> **EXCERPTED RECORDS**
------------------------------------------------------------------------

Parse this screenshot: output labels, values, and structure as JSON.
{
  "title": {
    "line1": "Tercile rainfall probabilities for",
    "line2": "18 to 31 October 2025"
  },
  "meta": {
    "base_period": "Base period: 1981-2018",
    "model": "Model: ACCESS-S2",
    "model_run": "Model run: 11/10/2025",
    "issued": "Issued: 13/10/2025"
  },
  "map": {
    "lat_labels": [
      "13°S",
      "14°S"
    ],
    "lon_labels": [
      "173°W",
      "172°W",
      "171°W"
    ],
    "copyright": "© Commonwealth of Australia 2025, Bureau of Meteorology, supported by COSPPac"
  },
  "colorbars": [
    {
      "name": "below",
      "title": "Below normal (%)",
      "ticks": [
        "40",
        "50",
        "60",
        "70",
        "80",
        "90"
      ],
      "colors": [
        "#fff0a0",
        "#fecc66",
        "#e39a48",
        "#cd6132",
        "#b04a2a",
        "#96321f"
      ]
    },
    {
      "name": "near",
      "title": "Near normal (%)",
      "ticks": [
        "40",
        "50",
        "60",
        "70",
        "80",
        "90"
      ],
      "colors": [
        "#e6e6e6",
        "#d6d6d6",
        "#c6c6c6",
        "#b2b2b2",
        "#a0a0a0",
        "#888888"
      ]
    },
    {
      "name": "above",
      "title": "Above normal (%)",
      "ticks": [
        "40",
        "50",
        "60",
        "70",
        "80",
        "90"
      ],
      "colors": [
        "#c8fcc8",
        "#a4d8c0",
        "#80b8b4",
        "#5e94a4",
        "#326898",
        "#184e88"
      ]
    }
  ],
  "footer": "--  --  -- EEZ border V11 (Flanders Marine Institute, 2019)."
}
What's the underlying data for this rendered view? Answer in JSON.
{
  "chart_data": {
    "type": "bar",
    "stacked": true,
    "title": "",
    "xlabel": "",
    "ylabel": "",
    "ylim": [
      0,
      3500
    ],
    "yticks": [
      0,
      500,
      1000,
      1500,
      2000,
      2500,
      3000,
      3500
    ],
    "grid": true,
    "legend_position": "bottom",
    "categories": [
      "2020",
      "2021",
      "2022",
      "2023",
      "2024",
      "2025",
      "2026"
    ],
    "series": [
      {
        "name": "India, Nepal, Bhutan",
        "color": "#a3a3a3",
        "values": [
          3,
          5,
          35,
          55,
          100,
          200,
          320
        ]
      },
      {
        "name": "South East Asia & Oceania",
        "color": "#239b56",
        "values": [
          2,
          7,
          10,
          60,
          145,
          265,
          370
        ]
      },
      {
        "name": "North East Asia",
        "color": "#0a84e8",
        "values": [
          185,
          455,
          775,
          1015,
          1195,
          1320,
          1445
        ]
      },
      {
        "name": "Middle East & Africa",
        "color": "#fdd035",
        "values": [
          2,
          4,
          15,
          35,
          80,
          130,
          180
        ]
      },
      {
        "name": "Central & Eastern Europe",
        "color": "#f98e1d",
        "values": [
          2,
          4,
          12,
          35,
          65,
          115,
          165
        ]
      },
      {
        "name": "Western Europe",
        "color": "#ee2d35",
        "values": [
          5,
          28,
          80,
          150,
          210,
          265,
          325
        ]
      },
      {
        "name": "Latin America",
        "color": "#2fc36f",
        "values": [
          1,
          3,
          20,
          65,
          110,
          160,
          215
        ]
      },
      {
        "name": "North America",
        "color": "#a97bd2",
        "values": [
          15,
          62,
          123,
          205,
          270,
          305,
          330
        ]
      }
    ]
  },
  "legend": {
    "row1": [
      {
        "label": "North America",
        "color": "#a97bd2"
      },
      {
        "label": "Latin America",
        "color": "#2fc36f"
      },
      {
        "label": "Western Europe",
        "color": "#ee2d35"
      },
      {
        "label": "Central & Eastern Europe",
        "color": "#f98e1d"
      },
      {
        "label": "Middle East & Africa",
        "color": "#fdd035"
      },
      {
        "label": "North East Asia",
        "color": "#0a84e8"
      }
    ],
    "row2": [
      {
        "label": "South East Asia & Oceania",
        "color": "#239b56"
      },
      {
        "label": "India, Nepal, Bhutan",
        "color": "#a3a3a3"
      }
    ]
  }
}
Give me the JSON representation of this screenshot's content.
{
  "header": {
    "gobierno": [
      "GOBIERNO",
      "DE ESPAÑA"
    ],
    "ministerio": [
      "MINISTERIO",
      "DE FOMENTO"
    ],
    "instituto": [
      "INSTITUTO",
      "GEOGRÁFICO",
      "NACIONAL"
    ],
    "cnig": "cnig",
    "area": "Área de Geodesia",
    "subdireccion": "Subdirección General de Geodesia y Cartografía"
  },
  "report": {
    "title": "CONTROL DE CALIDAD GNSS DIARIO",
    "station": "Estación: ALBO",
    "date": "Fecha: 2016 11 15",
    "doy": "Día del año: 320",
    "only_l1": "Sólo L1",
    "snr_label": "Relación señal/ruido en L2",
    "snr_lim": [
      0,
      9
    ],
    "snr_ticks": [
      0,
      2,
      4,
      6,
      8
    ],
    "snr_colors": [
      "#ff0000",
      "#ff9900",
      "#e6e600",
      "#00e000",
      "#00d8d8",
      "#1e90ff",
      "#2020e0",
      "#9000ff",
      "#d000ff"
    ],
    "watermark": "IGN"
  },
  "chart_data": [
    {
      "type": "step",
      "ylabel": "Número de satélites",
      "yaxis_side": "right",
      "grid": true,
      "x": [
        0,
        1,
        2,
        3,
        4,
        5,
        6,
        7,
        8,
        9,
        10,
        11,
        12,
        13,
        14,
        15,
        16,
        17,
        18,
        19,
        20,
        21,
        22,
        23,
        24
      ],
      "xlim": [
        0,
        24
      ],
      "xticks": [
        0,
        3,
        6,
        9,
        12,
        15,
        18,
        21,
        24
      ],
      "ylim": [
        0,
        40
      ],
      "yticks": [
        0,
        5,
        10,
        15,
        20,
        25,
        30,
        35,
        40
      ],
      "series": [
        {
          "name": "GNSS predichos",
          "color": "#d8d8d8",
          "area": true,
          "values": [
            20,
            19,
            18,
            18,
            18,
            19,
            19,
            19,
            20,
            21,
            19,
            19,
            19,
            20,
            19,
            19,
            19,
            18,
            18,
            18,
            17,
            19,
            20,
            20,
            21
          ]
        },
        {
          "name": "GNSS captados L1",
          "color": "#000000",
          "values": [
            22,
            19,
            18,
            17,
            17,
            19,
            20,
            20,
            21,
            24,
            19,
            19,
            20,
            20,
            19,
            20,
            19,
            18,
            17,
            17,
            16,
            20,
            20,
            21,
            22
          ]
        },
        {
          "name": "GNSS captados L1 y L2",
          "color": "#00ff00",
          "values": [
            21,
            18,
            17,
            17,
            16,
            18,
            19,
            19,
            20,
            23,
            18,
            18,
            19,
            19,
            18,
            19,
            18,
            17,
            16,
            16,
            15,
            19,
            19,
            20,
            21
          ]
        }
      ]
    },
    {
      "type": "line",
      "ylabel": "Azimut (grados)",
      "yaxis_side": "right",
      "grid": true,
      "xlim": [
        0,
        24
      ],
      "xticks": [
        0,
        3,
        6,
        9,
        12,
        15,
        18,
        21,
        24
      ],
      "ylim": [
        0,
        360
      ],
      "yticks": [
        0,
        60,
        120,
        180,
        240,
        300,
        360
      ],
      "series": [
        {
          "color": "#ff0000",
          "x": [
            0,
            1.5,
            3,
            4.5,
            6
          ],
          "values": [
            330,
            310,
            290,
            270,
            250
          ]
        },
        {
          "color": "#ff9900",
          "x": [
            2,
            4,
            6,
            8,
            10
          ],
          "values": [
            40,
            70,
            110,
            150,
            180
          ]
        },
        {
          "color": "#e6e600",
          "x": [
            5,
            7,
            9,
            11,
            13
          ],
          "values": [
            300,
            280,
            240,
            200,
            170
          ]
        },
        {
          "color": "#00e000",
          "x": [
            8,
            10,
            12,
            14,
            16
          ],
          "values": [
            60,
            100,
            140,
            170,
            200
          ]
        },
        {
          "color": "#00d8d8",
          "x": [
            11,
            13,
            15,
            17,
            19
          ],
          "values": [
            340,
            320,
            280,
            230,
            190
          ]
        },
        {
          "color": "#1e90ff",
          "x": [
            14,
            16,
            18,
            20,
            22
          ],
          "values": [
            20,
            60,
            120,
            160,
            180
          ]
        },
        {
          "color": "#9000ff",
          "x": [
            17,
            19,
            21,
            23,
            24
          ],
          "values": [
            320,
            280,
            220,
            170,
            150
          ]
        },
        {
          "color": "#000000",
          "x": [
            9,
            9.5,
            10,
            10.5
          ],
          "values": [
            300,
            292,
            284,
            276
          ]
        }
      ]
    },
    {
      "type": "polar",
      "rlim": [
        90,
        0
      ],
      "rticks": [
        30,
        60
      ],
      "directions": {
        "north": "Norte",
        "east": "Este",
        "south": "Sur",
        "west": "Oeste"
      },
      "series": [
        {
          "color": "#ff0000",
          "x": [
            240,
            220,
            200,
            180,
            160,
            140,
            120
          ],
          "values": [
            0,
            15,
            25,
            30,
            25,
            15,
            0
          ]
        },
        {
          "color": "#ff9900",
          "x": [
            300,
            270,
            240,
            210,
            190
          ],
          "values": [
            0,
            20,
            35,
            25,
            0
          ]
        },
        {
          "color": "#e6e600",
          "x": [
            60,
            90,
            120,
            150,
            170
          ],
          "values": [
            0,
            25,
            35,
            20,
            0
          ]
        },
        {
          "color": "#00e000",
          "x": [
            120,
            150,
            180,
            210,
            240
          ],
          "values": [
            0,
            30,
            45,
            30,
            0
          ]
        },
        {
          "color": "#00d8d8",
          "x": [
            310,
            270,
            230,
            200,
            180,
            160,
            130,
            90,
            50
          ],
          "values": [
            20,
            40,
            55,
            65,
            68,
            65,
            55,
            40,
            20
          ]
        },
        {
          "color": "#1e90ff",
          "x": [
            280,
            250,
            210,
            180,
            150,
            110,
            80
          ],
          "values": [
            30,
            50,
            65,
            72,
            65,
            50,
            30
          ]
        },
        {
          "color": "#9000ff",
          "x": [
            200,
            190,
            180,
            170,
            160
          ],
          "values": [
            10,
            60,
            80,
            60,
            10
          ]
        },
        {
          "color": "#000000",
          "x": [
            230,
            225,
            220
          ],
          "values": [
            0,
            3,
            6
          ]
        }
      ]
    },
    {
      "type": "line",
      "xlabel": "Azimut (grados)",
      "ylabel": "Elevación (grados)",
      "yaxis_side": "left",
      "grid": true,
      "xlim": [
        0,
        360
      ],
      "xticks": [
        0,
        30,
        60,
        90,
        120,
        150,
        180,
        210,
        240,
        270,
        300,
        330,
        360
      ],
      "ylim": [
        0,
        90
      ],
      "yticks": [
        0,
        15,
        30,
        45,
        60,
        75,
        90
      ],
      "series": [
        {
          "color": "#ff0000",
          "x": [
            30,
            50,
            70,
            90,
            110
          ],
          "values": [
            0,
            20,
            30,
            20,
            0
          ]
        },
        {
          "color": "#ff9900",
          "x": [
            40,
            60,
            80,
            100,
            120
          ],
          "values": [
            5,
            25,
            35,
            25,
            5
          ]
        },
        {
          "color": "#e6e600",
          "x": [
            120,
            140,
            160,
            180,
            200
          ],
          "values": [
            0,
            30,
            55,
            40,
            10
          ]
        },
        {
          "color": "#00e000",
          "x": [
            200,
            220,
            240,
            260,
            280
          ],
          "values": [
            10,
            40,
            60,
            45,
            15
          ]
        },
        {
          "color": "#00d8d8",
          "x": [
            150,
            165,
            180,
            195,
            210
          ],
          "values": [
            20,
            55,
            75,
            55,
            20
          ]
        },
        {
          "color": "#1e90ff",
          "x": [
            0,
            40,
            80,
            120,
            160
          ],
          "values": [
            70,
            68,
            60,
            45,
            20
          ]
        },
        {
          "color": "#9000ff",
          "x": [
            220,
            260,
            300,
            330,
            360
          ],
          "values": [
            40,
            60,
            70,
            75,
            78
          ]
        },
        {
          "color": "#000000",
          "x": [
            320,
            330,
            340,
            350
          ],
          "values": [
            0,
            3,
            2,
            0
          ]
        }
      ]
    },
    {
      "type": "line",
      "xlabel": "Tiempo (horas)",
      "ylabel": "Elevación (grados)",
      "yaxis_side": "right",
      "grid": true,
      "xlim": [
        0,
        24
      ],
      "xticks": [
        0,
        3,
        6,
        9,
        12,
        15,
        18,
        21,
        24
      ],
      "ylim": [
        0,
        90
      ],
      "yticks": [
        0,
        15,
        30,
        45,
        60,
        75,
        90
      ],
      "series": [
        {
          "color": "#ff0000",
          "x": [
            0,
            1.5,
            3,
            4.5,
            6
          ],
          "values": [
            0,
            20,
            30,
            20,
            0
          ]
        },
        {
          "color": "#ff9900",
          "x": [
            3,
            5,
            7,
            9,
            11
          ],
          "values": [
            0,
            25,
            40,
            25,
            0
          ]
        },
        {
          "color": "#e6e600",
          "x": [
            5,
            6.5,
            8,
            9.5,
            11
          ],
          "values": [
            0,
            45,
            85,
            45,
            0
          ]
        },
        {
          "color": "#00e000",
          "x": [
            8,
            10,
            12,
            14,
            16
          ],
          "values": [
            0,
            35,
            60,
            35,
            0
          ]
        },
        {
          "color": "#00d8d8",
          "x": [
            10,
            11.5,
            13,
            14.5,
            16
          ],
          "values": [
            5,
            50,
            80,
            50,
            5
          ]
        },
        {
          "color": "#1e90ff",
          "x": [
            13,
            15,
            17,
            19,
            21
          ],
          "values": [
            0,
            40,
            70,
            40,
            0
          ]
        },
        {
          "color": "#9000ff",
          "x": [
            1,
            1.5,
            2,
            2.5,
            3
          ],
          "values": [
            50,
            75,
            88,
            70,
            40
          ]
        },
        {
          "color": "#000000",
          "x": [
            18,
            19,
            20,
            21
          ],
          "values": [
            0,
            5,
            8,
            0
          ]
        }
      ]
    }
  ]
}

------------------------------------------------------------------------

> **EXERCISE GOAL**
Find the lines that include the string "JSON", then copy each of them.

> **FULL ANSWER**
Parse this screenshot: output labels, values, and structure as JSON.
What's the underlying data for this rendered view? Answer in JSON.
Give me the JSON representation of this screenshot's content.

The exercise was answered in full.